What to produce:
Transcribe the records below exactly.

Exercise input:
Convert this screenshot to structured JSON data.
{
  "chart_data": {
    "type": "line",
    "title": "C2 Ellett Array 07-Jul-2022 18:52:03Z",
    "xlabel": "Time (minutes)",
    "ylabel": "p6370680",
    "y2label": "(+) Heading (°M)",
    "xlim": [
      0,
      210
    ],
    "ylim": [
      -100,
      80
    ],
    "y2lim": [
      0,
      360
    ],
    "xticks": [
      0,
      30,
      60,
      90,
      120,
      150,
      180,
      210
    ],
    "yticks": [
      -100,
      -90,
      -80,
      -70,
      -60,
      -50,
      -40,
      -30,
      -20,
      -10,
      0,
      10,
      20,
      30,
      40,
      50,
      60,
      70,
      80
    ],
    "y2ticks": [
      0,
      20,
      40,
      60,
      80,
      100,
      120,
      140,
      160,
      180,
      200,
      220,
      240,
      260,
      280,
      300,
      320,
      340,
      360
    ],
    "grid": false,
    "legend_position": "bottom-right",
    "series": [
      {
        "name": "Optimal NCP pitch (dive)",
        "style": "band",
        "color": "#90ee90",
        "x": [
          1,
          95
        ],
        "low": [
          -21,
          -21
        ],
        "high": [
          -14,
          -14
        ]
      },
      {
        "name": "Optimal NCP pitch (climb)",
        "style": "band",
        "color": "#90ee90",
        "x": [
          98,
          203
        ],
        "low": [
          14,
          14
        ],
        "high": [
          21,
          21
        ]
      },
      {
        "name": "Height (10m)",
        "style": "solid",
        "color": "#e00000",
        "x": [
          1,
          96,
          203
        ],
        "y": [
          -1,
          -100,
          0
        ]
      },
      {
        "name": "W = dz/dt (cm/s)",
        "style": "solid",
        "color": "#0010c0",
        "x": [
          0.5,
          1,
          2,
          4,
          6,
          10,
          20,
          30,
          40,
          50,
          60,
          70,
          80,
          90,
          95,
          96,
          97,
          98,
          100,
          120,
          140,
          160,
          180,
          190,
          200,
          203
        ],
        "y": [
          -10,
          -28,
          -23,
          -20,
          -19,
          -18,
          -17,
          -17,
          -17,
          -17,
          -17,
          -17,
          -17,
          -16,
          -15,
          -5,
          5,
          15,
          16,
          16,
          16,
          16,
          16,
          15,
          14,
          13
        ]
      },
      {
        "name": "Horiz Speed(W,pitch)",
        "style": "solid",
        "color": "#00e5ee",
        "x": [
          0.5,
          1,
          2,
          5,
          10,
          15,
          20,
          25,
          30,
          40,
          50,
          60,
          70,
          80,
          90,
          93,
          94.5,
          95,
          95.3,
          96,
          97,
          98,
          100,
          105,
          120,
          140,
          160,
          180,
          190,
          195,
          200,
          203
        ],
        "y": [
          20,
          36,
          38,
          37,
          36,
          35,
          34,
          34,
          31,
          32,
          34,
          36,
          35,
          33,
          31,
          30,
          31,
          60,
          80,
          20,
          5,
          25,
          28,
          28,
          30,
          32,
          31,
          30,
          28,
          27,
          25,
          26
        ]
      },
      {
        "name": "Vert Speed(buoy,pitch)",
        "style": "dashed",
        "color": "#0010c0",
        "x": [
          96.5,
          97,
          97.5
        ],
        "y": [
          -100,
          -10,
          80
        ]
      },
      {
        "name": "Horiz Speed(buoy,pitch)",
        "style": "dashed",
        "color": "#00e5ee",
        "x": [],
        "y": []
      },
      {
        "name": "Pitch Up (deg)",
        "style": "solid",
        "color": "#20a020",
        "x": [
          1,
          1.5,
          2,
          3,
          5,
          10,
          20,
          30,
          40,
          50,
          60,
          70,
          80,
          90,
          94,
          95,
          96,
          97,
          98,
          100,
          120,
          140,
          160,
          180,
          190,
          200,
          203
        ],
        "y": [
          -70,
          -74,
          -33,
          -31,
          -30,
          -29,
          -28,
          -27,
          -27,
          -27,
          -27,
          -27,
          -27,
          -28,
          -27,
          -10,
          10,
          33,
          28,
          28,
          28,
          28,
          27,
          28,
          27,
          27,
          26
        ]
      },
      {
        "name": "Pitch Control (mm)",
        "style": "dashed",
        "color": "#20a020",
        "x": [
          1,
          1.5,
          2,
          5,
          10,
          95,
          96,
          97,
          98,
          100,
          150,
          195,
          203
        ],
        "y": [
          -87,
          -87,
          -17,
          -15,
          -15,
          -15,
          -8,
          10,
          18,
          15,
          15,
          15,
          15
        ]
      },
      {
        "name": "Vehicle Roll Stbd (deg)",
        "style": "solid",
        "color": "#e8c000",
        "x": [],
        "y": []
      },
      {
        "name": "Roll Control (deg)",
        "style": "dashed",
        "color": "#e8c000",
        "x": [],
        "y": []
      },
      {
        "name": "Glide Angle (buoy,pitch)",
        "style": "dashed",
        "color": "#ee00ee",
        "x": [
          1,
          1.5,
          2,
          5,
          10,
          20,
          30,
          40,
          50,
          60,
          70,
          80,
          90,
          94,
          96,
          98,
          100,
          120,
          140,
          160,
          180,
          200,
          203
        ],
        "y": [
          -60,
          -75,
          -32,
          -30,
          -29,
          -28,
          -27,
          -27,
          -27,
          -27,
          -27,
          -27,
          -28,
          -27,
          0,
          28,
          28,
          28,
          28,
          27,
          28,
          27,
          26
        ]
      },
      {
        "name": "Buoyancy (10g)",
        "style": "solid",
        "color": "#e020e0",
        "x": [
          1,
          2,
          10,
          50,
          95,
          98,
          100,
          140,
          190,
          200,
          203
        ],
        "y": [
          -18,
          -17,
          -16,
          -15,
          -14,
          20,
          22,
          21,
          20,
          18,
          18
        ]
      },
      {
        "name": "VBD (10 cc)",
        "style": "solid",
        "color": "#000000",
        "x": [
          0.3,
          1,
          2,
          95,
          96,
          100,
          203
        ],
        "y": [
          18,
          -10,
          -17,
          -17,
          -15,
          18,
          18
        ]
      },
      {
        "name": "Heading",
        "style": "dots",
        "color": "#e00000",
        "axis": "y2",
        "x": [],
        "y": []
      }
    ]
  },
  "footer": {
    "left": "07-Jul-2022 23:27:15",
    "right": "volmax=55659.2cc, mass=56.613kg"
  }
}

Result of this task:
Convert this screenshot to structured JSON data.
{
  "chart_data": {
    "type": "line",
    "title": "C2 Ellett Array 07-Jul-2022 18:52:03Z",
    "xlabel": "Time (minutes)",
    "ylabel": "p6370680",
    "y2label": "(+) Heading (°M)",
    "xlim": [
      0,
      210
    ],
    "ylim": [
      -100,
      80
    ],
    "y2lim": [
      0,
      360
    ],
    "xticks": [
      0,
      30,
      60,
      90,
      120,
      150,
      180,
      210
    ],
    "yticks": [
      -100,
      -90,
      -80,
      -70,
      -60,
      -50,
      -40,
      -30,
      -20,
      -10,
      0,
      10,
      20,
      30,
      40,
      50,
      60,
      70,
      80
    ],
    "y2ticks": [
      0,
      20,
      40,
      60,
      80,
      100,
      120,
      140,
      160,
      180,
      200,
      220,
      240,
      260,
      280,
      300,
      320,
      340,
      360
    ],
    "grid": false,
    "legend_position": "bottom-right",
    "series": [
      {
        "name": "Optimal NCP pitch (dive)",
        "style": "band",
        "color": "#90ee90",
        "x": [
          1,
          95
        ],
        "low": [
          -21,
          -21
        ],
        "high": [
          -14,
          -14
        ]
      },
      {
        "name": "Optimal NCP pitch (climb)",
        "style": "band",
        "color": "#90ee90",
        "x": [
          98,
          203
        ],
        "low": [
          14,
          14
        ],
        "high": [
          21,
          21
        ]
      },
      {
        "name": "Height (10m)",
        "style": "solid",
        "color": "#e00000",
        "x": [
          1,
          96,
          203
        ],
        "y": [
          -1,
          -100,
          0
        ]
      },
      {
        "name": "W = dz/dt (cm/s)",
        "style": "solid",
        "color": "#0010c0",
        "x": [
          0.5,
          1,
          2,
          4,
          6,
          10,
          20,
          30,
          40,
          50,
          60,
          70,
          80,
          90,
          95,
          96,
          97,
          98,
          100,
          120,
          140,
          160,
          180,
          190,
          200,
          203
        ],
        "y": [
          -10,
          -28,
          -23,
          -20,
          -19,
          -18,
          -17,
          -17,
          -17,
          -17,
          -17,
          -17,
          -17,
          -16,
          -15,
          -5,
          5,
          15,
          16,
          16,
          16,
          16,
          16,
          15,
          14,
          13
        ]
      },
      {
        "name": "Horiz Speed(W,pitch)",
        "style": "solid",
        "color": "#00e5ee",
        "x": [
          0.5,
          1,
          2,
          5,
          10,
          15,
          20,
          25,
          30,
          40,
          50,
          60,
          70,
          80,
          90,
          93,
          94.5,
          95,
          95.3,
          96,
          97,
          98,
          100,
          105,
          120,
          140,
          160,
          180,
          190,
          195,
          200,
          203
        ],
        "y": [
          20,
          36,
          38,
          37,
          36,
          35,
          34,
          34,
          31,
          32,
          34,
          36,
          35,
          33,
          31,
          30,
          31,
          60,
          80,
          20,
          5,
          25,
          28,
          28,
          30,
          32,
          31,
          30,
          28,
          27,
          25,
          26
        ]
      },
      {
        "name": "Vert Speed(buoy,pitch)",
        "style": "dashed",
        "color": "#0010c0",
        "x": [
          96.5,
          97,
          97.5
        ],
        "y": [
          -100,
          -10,
          80
        ]
      },
      {
        "name": "Horiz Speed(buoy,pitch)",
        "style": "dashed",
        "color": "#00e5ee",
        "x": [],
        "y": []
      },
      {
        "name": "Pitch Up (deg)",
        "style": "solid",
        "color": "#20a020",
        "x": [
          1,
          1.5,
          2,
          3,
          5,
          10,
          20,
          30,
          40,
          50,
          60,
          70,
          80,
          90,
          94,
          95,
          96,
          97,
          98,
          100,
          120,
          140,
          160,
          180,
          190,
          200,
          203
        ],
        "y": [
          -70,
          -74,
          -33,
          -31,
          -30,
          -29,
          -28,
          -27,
          -27,
          -27,
          -27,
          -27,
          -27,
          -28,
          -27,
          -10,
          10,
          33,
          28,
          28,
          28,
          28,
          27,
          28,
          27,
          27,
          26
        ]
      },
      {
        "name": "Pitch Control (mm)",
        "style": "dashed",
        "color": "#20a020",
        "x": [
          1,
          1.5,
          2,
          5,
          10,
          95,
          96,
          97,
          98,
          100,
          150,
          195,
          203
        ],
        "y": [
          -87,
          -87,
          -17,
          -15,
          -15,
          -15,
          -8,
          10,
          18,
          15,
          15,
          15,
          15
        ]
      },
      {
        "name": "Vehicle Roll Stbd (deg)",
        "style": "solid",
        "color": "#e8c000",
        "x": [],
        "y": []
      },
      {
        "name": "Roll Control (deg)",
        "style": "dashed",
        "color": "#e8c000",
        "x": [],
        "y": []
      },
      {
        "name": "Glide Angle (buoy,pitch)",
        "style": "dashed",
        "color": "#ee00ee",
        "x": [
          1,
          1.5,
          2,
          5,
          10,
          20,
          30,
          40,
          50,
          60,
          70,
          80,
          90,
          94,
          96,
          98,
          100,
          120,
          140,
          160,
          180,
          200,
          203
        ],
        "y": [
          -60,
          -75,
          -32,
          -30,
          -29,
          -28,
          -27,
          -27,
          -27,
          -27,
          -27,
          -27,
          -28,
          -27,
          0,
          28,
          28,
          28,
          28,
          27,
          28,
          27,
          26
        ]
      },
      {
        "name": "Buoyancy (10g)",
        "style": "solid",
        "color": "#e020e0",
        "x": [
          1,
          2,
          10,
          50,
          95,
          98,
          100,
          140,
          190,
          200,
          203
        ],
        "y": [
          -18,
          -17,
          -16,
          -15,
          -14,
          20,
          22,
          21,
          20,
          18,
          18
        ]
      },
      {
        "name": "VBD (10 cc)",
        "style": "solid",
        "color": "#000000",
        "x": [
          0.3,
          1,
          2,
          95,
          96,
          100,
          203
        ],
        "y": [
          18,
          -10,
          -17,
          -17,
          -15,
          18,
          18
        ]
      },
      {
        "name": "Heading",
        "style": "dots",
        "color": "#e00000",
        "axis": "y2",
        "x": [],
        "y": []
      }
    ]
  },
  "footer": {
    "left": "07-Jul-2022 23:27:15",
    "right": "volmax=55659.2cc, mass=56.613kg"
  }
}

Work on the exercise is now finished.